▸ Work instructions
Report how many lines contain the word "fetching"; answer with the number only.

▸ Entries
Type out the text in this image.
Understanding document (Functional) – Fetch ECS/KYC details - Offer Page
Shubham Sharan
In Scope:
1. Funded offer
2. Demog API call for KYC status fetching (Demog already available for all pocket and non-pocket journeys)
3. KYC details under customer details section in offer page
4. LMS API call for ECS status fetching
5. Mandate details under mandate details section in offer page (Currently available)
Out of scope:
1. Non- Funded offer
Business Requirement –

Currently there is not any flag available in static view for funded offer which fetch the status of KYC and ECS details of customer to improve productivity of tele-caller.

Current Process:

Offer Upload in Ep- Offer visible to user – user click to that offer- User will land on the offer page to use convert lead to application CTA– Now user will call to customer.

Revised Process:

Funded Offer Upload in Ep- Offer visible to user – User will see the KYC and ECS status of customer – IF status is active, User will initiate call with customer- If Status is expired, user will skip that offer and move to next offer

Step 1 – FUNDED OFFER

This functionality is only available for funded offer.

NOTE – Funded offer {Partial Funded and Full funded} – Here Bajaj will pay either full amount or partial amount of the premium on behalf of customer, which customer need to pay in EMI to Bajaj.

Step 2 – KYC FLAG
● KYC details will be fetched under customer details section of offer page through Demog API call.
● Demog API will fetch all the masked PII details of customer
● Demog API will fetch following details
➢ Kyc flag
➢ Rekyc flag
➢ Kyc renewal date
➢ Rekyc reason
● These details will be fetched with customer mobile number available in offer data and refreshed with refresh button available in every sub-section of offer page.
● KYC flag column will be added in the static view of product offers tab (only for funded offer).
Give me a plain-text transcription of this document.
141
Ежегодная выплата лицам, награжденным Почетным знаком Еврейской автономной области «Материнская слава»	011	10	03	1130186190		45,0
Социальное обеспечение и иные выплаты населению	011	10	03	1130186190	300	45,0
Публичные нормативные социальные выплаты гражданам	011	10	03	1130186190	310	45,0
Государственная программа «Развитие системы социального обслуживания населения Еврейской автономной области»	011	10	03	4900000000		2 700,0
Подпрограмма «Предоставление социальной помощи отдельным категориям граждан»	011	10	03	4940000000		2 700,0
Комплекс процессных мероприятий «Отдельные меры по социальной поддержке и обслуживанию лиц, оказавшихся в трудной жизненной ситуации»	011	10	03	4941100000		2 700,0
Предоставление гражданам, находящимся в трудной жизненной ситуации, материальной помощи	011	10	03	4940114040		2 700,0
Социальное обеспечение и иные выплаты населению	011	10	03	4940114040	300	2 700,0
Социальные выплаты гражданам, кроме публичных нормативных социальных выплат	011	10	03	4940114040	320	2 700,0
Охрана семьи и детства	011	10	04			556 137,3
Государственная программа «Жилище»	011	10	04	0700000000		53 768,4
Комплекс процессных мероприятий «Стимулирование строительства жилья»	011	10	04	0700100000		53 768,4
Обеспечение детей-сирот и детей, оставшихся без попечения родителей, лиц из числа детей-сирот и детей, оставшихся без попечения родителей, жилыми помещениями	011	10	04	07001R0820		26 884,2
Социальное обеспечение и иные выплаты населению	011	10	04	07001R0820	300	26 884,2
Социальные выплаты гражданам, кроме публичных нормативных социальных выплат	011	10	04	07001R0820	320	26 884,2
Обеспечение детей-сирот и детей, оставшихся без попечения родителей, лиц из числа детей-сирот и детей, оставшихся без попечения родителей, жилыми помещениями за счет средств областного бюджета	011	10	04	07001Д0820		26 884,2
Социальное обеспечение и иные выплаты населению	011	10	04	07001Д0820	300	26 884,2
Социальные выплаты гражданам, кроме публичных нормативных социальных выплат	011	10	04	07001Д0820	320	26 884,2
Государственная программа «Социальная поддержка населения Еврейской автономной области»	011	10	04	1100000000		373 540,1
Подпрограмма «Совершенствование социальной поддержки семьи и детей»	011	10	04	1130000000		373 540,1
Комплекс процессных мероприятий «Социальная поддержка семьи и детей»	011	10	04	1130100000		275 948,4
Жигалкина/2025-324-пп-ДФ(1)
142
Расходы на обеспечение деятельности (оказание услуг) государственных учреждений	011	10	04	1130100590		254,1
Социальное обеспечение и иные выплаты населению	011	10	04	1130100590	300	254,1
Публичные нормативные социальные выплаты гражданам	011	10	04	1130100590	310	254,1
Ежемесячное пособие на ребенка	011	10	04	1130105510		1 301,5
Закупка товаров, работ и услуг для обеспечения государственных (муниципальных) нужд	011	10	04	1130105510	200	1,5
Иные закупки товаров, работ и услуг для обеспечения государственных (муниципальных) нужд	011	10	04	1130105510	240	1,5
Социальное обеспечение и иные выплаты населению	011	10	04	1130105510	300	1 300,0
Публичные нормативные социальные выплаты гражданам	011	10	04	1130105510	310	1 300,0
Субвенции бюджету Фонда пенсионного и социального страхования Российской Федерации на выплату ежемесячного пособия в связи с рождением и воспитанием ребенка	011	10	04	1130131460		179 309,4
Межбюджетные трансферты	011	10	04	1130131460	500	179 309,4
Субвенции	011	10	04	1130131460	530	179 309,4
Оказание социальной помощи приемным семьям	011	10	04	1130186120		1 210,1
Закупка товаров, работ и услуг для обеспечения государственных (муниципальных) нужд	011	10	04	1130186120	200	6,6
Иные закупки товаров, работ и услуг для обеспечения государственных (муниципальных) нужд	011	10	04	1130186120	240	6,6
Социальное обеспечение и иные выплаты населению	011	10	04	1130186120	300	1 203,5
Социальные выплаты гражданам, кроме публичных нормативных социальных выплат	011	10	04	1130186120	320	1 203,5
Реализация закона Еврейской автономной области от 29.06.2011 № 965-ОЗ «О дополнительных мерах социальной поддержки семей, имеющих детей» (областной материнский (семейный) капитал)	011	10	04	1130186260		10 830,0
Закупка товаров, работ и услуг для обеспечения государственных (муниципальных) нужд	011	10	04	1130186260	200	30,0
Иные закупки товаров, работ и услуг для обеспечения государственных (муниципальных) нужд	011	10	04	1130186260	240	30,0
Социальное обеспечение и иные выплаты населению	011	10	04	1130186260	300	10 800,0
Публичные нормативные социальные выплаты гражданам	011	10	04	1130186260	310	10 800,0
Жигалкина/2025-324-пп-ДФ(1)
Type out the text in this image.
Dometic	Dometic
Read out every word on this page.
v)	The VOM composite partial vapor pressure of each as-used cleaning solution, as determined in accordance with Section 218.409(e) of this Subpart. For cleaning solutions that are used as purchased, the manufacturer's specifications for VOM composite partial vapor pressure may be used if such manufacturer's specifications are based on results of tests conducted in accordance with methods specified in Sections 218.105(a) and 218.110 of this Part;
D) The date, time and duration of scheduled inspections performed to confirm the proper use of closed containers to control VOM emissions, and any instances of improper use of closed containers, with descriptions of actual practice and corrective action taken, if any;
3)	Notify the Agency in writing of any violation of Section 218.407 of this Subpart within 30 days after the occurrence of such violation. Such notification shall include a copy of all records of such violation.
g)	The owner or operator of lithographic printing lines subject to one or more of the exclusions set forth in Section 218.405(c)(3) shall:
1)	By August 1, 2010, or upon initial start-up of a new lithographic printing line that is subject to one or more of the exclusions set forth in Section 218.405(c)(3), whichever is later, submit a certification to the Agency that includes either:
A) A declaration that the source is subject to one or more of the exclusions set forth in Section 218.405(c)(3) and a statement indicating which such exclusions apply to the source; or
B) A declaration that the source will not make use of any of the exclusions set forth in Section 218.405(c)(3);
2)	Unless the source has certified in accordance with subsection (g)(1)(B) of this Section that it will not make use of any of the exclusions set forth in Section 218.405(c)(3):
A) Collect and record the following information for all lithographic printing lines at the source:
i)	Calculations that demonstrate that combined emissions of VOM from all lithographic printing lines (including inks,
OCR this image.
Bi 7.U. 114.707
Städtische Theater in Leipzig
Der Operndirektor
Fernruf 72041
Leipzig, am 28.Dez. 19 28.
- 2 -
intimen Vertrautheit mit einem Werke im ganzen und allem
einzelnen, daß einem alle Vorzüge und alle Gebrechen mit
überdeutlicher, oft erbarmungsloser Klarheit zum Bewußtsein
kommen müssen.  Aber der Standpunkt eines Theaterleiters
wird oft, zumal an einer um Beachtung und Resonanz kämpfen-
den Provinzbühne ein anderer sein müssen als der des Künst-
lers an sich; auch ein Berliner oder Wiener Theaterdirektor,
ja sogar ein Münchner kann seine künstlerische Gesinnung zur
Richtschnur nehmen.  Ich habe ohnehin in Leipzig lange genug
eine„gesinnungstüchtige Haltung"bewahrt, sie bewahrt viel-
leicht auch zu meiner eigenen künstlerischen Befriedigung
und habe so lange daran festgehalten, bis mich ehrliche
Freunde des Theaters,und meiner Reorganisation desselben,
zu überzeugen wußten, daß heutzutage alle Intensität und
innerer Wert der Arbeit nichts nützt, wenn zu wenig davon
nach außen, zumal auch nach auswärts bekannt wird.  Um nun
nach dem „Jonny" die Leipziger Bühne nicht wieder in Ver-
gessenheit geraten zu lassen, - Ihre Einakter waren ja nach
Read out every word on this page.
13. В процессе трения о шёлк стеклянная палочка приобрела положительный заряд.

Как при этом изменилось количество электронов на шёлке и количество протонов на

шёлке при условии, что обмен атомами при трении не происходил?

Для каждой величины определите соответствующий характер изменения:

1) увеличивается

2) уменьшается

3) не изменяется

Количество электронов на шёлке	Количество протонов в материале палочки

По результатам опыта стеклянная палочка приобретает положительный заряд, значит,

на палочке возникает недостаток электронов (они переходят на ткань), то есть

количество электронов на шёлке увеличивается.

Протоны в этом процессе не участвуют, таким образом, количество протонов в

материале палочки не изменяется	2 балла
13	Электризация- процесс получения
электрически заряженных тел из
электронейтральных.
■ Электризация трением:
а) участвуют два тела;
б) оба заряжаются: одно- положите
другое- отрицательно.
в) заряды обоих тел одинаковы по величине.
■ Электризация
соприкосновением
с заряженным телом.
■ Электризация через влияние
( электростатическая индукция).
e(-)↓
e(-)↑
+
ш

▸ In response
2